JOB:
Go through the entries below and pick out every line with "Generate".

SUPPLIED DATA:
%%
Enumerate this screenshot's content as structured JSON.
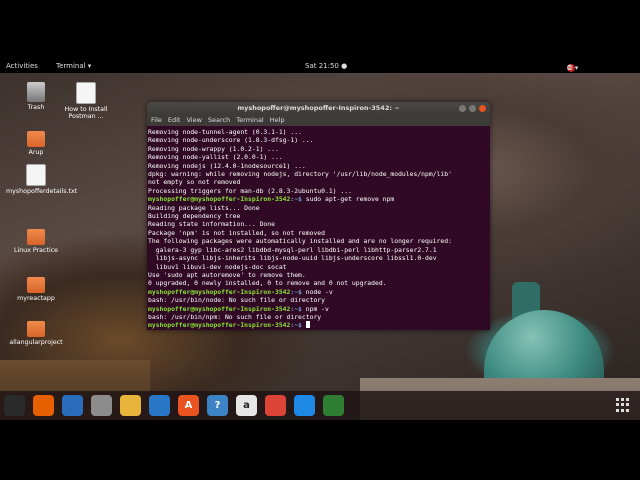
{
  "topbar": {
    "activities": "Activities",
    "app_menu": "Terminal ▾",
    "clock": "Sat 21:50 ●",
    "system_icons": [
      "record-icon",
      "network-icon",
      "volume-icon",
      "power-icon"
    ]
  },
  "desktop_icons": [
    {
      "label": "Trash",
      "icon": "trash-icon"
    },
    {
      "label": "How to Install Postman ...",
      "icon": "document-icon"
    },
    {
      "label": "Arup",
      "icon": "folder-icon"
    },
    {
      "label": "myshopofferdetails.txt",
      "icon": "text-file-icon"
    },
    {
      "label": "Linux Practice",
      "icon": "folder-icon"
    },
    {
      "label": "myreactapp",
      "icon": "folder-icon"
    },
    {
      "label": "allangularproject",
      "icon": "folder-icon"
    }
  ],
  "terminal": {
    "title": "myshopoffer@myshopoffer-Inspiron-3542: ~",
    "menu": [
      "File",
      "Edit",
      "View",
      "Search",
      "Terminal",
      "Help"
    ],
    "prompt_user": "myshopoffer@myshopoffer-Inspiron-3542",
    "prompt_path": ":~$",
    "lines": [
      "Removing node-tunnel-agent (0.3.1-1) ...",
      "Removing node-underscore (1.8.3-dfsg-1) ...",
      "Removing node-wrappy (1.0.2-1) ...",
      "Removing node-yallist (2.0.0-1) ...",
      "Removing nodejs (12.4.0-1nodesource1) ...",
      "dpkg: warning: while removing nodejs, directory '/usr/lib/node_modules/npm/lib'",
      "not empty so not removed",
      "Processing triggers for man-db (2.8.3-2ubuntu0.1) ...",
      "Reading package lists... Done",
      "Building dependency tree",
      "Reading state information... Done",
      "Package 'npm' is not installed, so not removed",
      "The following packages were automatically installed and are no longer required:",
      "  galera-3 gyp libc-ares2 libdbd-mysql-perl libdbi-perl libhttp-parser2.7.1",
      "  libjs-async libjs-inherits libjs-node-uuid libjs-underscore libssl1.0-dev",
      "  libuv1 libuv1-dev nodejs-doc socat",
      "Use 'sudo apt autoremove' to remove them.",
      "0 upgraded, 0 newly installed, 0 to remove and 0 not upgraded.",
      "bash: /usr/bin/node: No such file or directory",
      "bash: /usr/bin/npm: No such file or directory"
    ],
    "commands": [
      "sudo apt-get remove npm",
      "node -v",
      "npm -v",
      ""
    ]
  },
  "dock": {
    "apps": [
      {
        "name": "terminal-icon",
        "color": "#2b2b2b"
      },
      {
        "name": "firefox-icon",
        "color": "#e66000"
      },
      {
        "name": "thunderbird-icon",
        "color": "#2a6ebb"
      },
      {
        "name": "files-icon",
        "color": "#8c8c8c"
      },
      {
        "name": "rhythmbox-icon",
        "color": "#e9b43a"
      },
      {
        "name": "libreoffice-writer-icon",
        "color": "#2a76c6"
      },
      {
        "name": "software-center-icon",
        "color": "#e95420"
      },
      {
        "name": "help-icon",
        "color": "#3d84c6"
      },
      {
        "name": "amazon-icon",
        "color": "#e6e6e6"
      },
      {
        "name": "chrome-icon",
        "color": "#db4437"
      },
      {
        "name": "vscode-icon",
        "color": "#1e88e5"
      },
      {
        "name": "camera-icon",
        "color": "#2e7d32"
      }
    ],
    "dock_labels": [
      "",
      "",
      "",
      "",
      "",
      "",
      "A",
      "?",
      "a",
      "",
      "",
      ""
    ]
  }
}
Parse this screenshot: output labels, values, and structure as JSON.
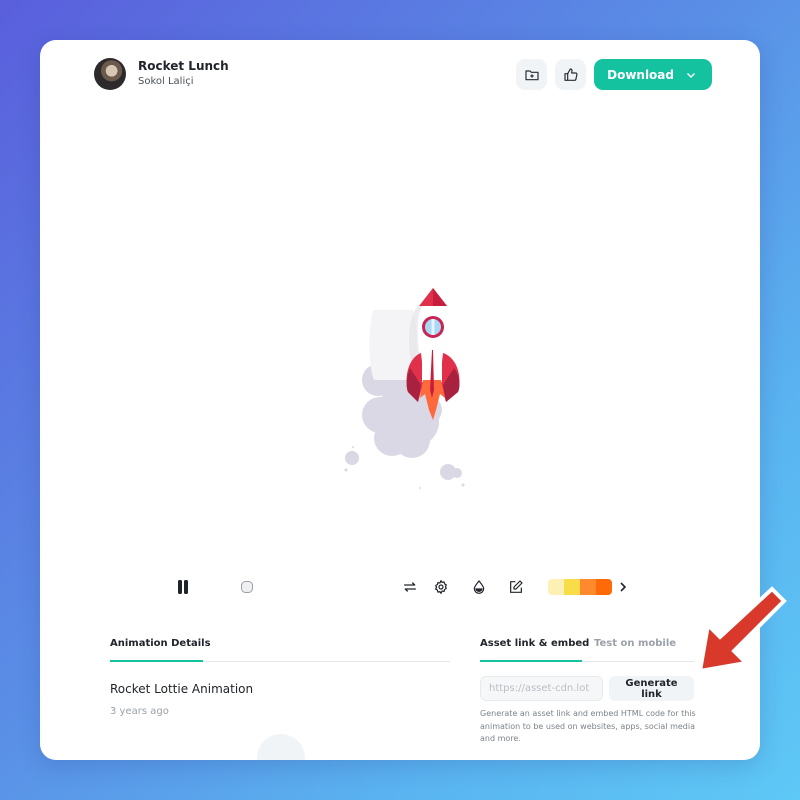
{
  "header": {
    "animation_name": "Rocket Lunch",
    "author": "Sokol Laliçi",
    "download_label": "Download"
  },
  "icons": {
    "add_to_folder": "folder-plus-icon",
    "like": "thumbs-up-icon",
    "download_caret": "chevron-down-icon"
  },
  "player": {
    "state": "playing",
    "controls": [
      "pause",
      "frame-marker",
      "loop",
      "settings",
      "background-color",
      "edit",
      "color-palette",
      "next"
    ],
    "palette": [
      "#fdf0b4",
      "#f8dc48",
      "#ff8a2e",
      "#ff6a08"
    ]
  },
  "details": {
    "tab_label": "Animation Details",
    "title": "Rocket Lottie Animation",
    "time": "3 years ago"
  },
  "embed": {
    "tabs": [
      {
        "label": "Asset link & embed",
        "active": true
      },
      {
        "label": "Test on mobile",
        "active": false
      }
    ],
    "link_placeholder": "https://asset-cdn.lot",
    "generate_label": "Generate link",
    "description": "Generate an asset link and embed HTML code for this animation to be used on websites, apps, social media and more."
  },
  "colors": {
    "accent": "#14c2a0",
    "arrow": "#d8392b",
    "rocket_red": "#e0304a",
    "flame": "#ff6a3d",
    "smoke": "#d9d8e4"
  }
}
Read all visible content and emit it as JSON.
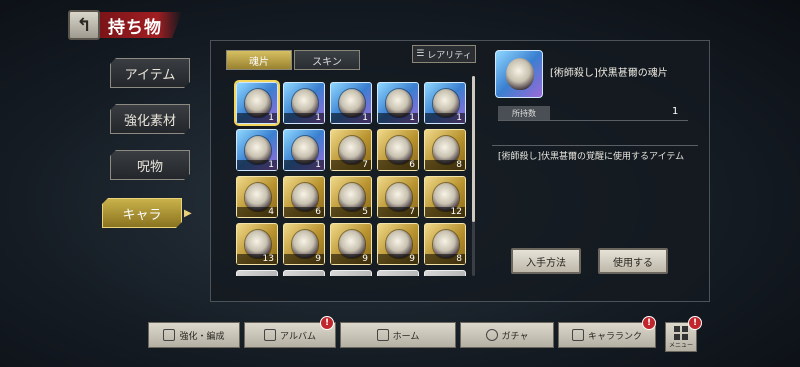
{
  "header": {
    "title": "持ち物",
    "back_icon": "back-arrow-icon"
  },
  "categories": [
    {
      "label": "アイテム",
      "active": false
    },
    {
      "label": "強化素材",
      "active": false
    },
    {
      "label": "呪物",
      "active": false
    },
    {
      "label": "キャラ",
      "active": true
    }
  ],
  "tabs": {
    "soul": "魂片",
    "skin": "スキン"
  },
  "sort": {
    "label": "レアリティ"
  },
  "grid": {
    "items": [
      {
        "count": "1",
        "rarity": "blue"
      },
      {
        "count": "1",
        "rarity": "blue"
      },
      {
        "count": "1",
        "rarity": "blue"
      },
      {
        "count": "1",
        "rarity": "blue"
      },
      {
        "count": "1",
        "rarity": "blue"
      },
      {
        "count": "1",
        "rarity": "blue"
      },
      {
        "count": "1",
        "rarity": "blue"
      },
      {
        "count": "7",
        "rarity": "gold"
      },
      {
        "count": "6",
        "rarity": "gold"
      },
      {
        "count": "8",
        "rarity": "gold"
      },
      {
        "count": "4",
        "rarity": "gold"
      },
      {
        "count": "6",
        "rarity": "gold"
      },
      {
        "count": "5",
        "rarity": "gold"
      },
      {
        "count": "7",
        "rarity": "gold"
      },
      {
        "count": "12",
        "rarity": "gold"
      },
      {
        "count": "13",
        "rarity": "gold"
      },
      {
        "count": "9",
        "rarity": "gold"
      },
      {
        "count": "9",
        "rarity": "gold"
      },
      {
        "count": "9",
        "rarity": "gold"
      },
      {
        "count": "8",
        "rarity": "gold"
      }
    ]
  },
  "detail": {
    "name": "[術師殺し]伏黒甚爾の魂片",
    "count_label": "所持数",
    "count_value": "1",
    "description": "[術師殺し]伏黒甚爾の覚醒に使用するアイテム",
    "obtain_button": "入手方法",
    "use_button": "使用する"
  },
  "nav": [
    {
      "label": "強化・編成",
      "badge": false
    },
    {
      "label": "アルバム",
      "badge": true
    },
    {
      "label": "ホーム",
      "badge": false
    },
    {
      "label": "ガチャ",
      "badge": false
    },
    {
      "label": "キャラランク",
      "badge": true
    }
  ],
  "menu": {
    "label": "メニュー",
    "badge": true
  },
  "colors": {
    "accent": "#c9b24a",
    "title_band": "#a01e22",
    "badge": "#c0262b"
  }
}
%%
COMPLETE OUTPUT:
    "generate_label": "Generate link",
    "description": "Generate an asset link and embed HTML code for this animation to be used on websites, apps, social media and more."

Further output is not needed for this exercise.